%%
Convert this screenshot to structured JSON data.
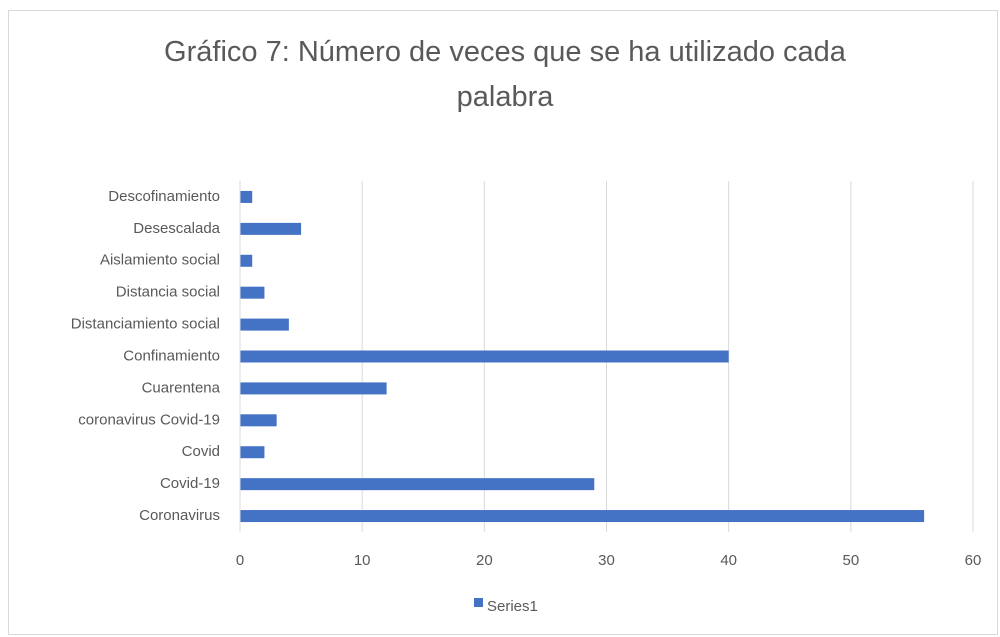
{
  "chart_data": {
    "type": "bar",
    "orientation": "horizontal",
    "title": "Gráfico 7: Número de veces que se ha utilizado cada palabra",
    "categories": [
      "Coronavirus",
      "Covid-19",
      "Covid",
      "coronavirus Covid-19",
      "Cuarentena",
      "Confinamiento",
      "Distanciamiento social",
      "Distancia social",
      "Aislamiento social",
      "Desescalada",
      "Descofinamiento"
    ],
    "series": [
      {
        "name": "Series1",
        "color": "#4472c4",
        "values": [
          56,
          29,
          2,
          3,
          12,
          40,
          4,
          2,
          1,
          5,
          1
        ]
      }
    ],
    "xlim": [
      0,
      60
    ],
    "xticks": [
      0,
      10,
      20,
      30,
      40,
      50,
      60
    ],
    "grid": true,
    "legend": "bottom"
  }
}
%%
Exclude the pictures and transcribe all of the entries exactly.

Convert this screenshot to structured JSON data.
{
  "chart_data": {
    "type": "bar",
    "orientation": "horizontal",
    "title": "Gráfico 7: Número de veces que se ha utilizado cada palabra",
    "categories": [
      "Coronavirus",
      "Covid-19",
      "Covid",
      "coronavirus Covid-19",
      "Cuarentena",
      "Confinamiento",
      "Distanciamiento social",
      "Distancia social",
      "Aislamiento social",
      "Desescalada",
      "Descofinamiento"
    ],
    "series": [
      {
        "name": "Series1",
        "color": "#4472c4",
        "values": [
          56,
          29,
          2,
          3,
          12,
          40,
          4,
          2,
          1,
          5,
          1
        ]
      }
    ],
    "xlim": [
      0,
      60
    ],
    "xticks": [
      0,
      10,
      20,
      30,
      40,
      50,
      60
    ],
    "grid": true,
    "legend": "bottom"
  }
}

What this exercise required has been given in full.